┌──
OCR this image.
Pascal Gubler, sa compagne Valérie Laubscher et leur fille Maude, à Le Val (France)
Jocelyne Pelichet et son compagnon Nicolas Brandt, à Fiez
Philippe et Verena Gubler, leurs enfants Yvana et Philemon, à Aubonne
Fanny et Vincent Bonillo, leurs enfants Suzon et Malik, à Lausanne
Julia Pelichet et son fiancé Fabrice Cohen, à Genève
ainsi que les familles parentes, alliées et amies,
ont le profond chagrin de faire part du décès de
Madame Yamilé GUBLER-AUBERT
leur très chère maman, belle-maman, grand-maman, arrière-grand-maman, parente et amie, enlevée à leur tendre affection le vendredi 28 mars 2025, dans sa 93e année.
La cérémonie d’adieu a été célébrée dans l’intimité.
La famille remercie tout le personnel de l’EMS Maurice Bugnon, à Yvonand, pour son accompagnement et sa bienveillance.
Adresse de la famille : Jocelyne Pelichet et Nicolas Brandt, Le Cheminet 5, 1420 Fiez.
└──
*SHORT TASK*: Reproduce all of the data exactly as given.

*EXERCISE OUTPUT*:
OCR this image.
Pascal Gubler, sa compagne Valérie Laubscher et leur fille Maude, à Le Val (France)
Jocelyne Pelichet et son compagnon Nicolas Brandt, à Fiez
Philippe et Verena Gubler, leurs enfants Yvana et Philemon, à Aubonne
Fanny et Vincent Bonillo, leurs enfants Suzon et Malik, à Lausanne
Julia Pelichet et son fiancé Fabrice Cohen, à Genève
ainsi que les familles parentes, alliées et amies,
ont le profond chagrin de faire part du décès de
Madame Yamilé GUBLER-AUBERT
leur très chère maman, belle-maman, grand-maman, arrière-grand-maman, parente et amie, enlevée à leur tendre affection le vendredi 28 mars 2025, dans sa 93e année.
La cérémonie d’adieu a été célébrée dans l’intimité.
La famille remercie tout le personnel de l’EMS Maurice Bugnon, à Yvonand, pour son accompagnement et sa bienveillance.
Adresse de la famille : Jocelyne Pelichet et Nicolas Brandt, Le Cheminet 5, 1420 Fiez.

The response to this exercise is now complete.